(A run of entries)
☆ ☆ ☆ ☆ ☆ ☆ ☆

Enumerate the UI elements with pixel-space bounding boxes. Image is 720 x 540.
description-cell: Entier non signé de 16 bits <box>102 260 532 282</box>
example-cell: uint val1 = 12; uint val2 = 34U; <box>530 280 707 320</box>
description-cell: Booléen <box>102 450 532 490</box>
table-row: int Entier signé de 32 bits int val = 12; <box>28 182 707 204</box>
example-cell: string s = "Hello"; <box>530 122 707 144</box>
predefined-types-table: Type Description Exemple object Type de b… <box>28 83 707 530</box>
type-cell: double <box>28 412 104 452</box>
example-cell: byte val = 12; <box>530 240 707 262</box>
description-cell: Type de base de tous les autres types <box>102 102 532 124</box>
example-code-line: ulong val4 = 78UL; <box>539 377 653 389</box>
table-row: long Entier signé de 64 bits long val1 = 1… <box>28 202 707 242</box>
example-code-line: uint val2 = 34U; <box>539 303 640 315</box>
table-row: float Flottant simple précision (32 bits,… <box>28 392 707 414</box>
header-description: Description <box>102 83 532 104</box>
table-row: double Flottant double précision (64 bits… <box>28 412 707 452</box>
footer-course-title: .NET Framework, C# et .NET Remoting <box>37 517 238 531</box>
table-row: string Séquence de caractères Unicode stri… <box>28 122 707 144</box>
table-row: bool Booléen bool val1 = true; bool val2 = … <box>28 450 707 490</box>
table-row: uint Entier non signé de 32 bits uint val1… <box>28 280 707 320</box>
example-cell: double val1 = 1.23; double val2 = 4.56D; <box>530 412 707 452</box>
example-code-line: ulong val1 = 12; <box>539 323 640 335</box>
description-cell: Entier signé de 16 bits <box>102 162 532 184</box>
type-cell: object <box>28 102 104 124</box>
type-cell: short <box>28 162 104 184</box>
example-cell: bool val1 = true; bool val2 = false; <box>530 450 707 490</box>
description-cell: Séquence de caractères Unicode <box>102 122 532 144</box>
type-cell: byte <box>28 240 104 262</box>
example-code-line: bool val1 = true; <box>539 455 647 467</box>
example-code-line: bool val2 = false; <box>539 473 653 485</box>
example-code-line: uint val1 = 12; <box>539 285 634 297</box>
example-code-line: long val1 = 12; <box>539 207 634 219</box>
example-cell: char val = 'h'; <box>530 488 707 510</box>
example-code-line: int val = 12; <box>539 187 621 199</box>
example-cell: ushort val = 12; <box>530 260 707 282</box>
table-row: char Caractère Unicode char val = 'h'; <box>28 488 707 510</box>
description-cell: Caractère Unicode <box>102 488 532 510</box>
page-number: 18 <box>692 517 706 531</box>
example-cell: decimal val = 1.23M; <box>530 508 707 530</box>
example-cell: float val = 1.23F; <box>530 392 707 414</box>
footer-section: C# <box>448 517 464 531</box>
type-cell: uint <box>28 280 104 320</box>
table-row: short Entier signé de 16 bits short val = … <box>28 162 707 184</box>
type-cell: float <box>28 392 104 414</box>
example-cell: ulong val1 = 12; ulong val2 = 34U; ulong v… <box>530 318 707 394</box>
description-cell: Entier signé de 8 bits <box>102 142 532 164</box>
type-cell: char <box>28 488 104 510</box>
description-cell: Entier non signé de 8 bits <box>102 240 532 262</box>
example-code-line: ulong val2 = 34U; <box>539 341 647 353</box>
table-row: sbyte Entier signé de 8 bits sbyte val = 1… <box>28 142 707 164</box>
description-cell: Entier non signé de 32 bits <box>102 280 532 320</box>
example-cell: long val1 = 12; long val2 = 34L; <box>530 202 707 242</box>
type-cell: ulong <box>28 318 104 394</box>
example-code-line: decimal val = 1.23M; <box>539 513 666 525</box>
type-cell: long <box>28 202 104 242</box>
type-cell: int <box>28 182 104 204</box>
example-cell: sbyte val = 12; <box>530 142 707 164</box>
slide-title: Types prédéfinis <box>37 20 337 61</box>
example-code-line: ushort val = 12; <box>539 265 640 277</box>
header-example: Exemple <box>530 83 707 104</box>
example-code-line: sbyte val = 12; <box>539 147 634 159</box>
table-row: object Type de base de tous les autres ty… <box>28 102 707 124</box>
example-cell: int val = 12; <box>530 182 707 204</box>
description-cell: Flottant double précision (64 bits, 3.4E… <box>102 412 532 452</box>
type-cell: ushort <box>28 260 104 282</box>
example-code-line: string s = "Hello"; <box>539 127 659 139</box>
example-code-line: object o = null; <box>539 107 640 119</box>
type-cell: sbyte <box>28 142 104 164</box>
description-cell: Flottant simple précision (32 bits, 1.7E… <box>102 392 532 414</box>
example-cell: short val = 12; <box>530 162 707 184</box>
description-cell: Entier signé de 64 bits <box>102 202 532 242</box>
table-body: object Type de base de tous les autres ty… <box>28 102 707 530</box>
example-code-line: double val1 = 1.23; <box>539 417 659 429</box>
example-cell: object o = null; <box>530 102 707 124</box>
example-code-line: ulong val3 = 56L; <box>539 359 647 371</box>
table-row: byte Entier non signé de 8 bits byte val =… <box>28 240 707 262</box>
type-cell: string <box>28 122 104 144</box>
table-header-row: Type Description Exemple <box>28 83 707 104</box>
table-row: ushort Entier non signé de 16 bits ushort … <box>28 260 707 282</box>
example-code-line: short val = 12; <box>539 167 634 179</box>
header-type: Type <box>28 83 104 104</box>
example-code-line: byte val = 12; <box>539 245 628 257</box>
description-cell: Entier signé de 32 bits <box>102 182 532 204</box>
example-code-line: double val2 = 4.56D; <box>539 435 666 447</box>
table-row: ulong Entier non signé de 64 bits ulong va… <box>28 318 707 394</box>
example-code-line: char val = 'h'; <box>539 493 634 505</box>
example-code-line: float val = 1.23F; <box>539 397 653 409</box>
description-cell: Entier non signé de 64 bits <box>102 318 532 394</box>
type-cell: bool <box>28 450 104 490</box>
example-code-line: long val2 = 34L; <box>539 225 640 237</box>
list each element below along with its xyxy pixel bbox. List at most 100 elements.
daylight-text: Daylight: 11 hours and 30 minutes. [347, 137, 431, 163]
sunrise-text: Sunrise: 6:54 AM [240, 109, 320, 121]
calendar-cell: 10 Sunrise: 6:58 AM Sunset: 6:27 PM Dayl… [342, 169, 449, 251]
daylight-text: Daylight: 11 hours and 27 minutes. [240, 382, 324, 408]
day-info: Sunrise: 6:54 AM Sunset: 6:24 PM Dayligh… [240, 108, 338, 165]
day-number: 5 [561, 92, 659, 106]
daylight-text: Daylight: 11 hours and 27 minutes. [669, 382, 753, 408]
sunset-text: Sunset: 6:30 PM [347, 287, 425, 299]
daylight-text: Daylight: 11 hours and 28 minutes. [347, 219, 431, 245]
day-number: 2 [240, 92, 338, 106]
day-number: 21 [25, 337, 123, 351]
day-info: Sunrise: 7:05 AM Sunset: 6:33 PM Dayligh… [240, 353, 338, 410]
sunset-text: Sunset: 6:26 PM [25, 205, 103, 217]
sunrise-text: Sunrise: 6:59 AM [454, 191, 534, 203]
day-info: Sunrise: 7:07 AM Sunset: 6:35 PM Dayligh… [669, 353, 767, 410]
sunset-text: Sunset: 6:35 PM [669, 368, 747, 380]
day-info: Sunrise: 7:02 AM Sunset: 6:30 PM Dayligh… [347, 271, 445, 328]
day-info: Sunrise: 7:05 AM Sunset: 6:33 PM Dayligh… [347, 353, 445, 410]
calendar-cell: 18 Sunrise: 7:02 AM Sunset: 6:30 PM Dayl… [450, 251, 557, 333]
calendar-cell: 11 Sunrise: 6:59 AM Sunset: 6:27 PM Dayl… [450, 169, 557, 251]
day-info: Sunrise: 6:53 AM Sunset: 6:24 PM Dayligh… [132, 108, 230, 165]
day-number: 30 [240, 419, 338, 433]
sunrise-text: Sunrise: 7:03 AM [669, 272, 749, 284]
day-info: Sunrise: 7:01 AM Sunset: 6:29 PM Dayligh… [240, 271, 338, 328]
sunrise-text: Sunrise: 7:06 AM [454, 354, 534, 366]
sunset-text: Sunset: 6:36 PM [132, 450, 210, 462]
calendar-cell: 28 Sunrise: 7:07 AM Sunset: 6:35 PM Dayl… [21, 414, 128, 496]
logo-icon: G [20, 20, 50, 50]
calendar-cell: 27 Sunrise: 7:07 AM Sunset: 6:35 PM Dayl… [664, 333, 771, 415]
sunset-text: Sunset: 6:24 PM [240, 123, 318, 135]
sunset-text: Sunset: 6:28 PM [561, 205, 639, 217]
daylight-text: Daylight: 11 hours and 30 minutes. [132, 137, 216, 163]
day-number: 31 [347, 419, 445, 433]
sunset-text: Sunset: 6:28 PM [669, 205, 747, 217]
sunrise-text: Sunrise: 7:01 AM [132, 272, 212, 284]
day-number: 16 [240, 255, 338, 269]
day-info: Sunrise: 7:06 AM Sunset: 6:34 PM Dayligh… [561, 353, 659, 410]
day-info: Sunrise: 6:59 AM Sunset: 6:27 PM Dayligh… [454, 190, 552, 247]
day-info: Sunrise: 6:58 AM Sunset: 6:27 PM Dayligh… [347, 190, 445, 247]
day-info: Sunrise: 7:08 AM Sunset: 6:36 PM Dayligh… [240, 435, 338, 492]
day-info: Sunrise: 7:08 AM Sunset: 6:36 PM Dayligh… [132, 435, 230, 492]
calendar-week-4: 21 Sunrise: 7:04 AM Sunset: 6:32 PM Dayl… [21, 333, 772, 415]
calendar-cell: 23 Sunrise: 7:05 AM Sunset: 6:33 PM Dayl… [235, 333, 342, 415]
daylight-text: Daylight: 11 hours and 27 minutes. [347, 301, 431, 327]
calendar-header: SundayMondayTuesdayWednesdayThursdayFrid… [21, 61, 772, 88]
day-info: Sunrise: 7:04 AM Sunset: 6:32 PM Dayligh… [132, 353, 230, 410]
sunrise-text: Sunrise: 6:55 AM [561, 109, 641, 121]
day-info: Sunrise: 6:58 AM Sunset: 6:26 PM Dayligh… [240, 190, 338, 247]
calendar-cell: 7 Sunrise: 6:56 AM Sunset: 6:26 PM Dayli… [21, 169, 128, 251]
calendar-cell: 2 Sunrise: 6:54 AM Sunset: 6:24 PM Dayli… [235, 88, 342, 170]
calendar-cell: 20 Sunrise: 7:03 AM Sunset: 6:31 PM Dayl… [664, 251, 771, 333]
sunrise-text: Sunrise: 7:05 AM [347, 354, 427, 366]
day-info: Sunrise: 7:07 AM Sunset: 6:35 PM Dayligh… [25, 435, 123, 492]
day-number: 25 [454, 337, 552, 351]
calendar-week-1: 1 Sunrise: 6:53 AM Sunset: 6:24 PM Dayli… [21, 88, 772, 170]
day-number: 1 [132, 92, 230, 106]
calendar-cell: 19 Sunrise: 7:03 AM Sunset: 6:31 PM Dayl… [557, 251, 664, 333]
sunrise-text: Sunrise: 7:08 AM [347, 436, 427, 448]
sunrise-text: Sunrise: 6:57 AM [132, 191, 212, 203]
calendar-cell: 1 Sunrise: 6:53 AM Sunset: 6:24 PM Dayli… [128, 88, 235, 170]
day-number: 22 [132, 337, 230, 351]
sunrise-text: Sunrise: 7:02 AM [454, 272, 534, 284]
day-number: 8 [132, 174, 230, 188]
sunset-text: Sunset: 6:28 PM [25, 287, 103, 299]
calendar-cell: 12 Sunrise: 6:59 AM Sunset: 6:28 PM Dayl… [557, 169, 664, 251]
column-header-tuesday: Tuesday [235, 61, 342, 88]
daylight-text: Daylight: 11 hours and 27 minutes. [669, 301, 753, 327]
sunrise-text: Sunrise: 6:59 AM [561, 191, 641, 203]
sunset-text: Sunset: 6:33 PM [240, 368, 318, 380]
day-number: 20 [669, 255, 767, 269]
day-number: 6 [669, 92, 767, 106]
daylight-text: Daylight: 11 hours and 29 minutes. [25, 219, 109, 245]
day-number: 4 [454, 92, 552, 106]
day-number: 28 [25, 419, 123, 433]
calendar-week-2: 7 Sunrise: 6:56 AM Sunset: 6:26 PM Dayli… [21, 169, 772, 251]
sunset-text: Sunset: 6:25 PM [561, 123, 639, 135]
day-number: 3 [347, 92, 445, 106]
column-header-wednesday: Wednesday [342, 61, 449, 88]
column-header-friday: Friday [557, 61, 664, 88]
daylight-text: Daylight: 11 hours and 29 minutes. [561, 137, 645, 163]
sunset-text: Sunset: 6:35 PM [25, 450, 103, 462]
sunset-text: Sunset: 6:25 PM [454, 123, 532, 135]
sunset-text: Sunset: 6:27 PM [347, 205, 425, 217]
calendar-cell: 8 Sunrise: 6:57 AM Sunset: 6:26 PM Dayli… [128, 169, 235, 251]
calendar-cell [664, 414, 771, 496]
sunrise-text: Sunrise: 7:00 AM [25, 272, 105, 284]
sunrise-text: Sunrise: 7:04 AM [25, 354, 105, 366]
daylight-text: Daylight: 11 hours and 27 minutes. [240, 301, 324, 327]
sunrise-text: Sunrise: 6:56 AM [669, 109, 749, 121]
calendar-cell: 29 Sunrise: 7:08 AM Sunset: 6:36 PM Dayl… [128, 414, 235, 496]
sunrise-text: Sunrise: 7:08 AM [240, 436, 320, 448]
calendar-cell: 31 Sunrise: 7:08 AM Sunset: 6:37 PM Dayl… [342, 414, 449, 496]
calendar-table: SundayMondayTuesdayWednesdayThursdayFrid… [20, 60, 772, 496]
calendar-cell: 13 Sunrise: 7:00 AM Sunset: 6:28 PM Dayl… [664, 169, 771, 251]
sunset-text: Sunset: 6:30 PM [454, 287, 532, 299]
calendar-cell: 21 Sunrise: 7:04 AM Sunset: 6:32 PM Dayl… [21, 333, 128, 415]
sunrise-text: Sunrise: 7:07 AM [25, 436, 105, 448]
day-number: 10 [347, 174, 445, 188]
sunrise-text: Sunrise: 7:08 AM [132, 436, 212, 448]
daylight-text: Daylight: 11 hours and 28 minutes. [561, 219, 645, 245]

☆ ☆ ☆ ☆ ☆ ☆ ☆

EXERCISE OBJECTIVE:
Rewrite the lines from the start of the entries through the line holding "table-row: string Séquence", inclusive, changing "example-cell" to "sample-cell" and leaving everything else as it is. Give only those lines.

WRITTEN ANSWER:
Enumerate the UI elements with pixel-space bounding boxes. Image is 720 x 540.
description-cell: Entier non signé de 16 bits <box>102 260 532 282</box>
sample-cell: uint val1 = 12; uint val2 = 34U; <box>530 280 707 320</box>
description-cell: Booléen <box>102 450 532 490</box>
table-row: int Entier signé de 32 bits int val = 12; <box>28 182 707 204</box>
sample-cell: string s = "Hello"; <box>530 122 707 144</box>
predefined-types-table: Type Description Exemple object Type de b… <box>28 83 707 530</box>
type-cell: double <box>28 412 104 452</box>
sample-cell: byte val = 12; <box>530 240 707 262</box>
description-cell: Type de base de tous les autres types <box>102 102 532 124</box>
example-code-line: ulong val4 = 78UL; <box>539 377 653 389</box>
table-row: long Entier signé de 64 bits long val1 = 1… <box>28 202 707 242</box>
example-code-line: uint val2 = 34U; <box>539 303 640 315</box>
table-row: float Flottant simple précision (32 bits,… <box>28 392 707 414</box>
header-description: Description <box>102 83 532 104</box>
table-row: double Flottant double précision (64 bits… <box>28 412 707 452</box>
footer-course-title: .NET Framework, C# et .NET Remoting <box>37 517 238 531</box>
table-row: string Séquence de caractères Unicode stri… <box>28 122 707 144</box>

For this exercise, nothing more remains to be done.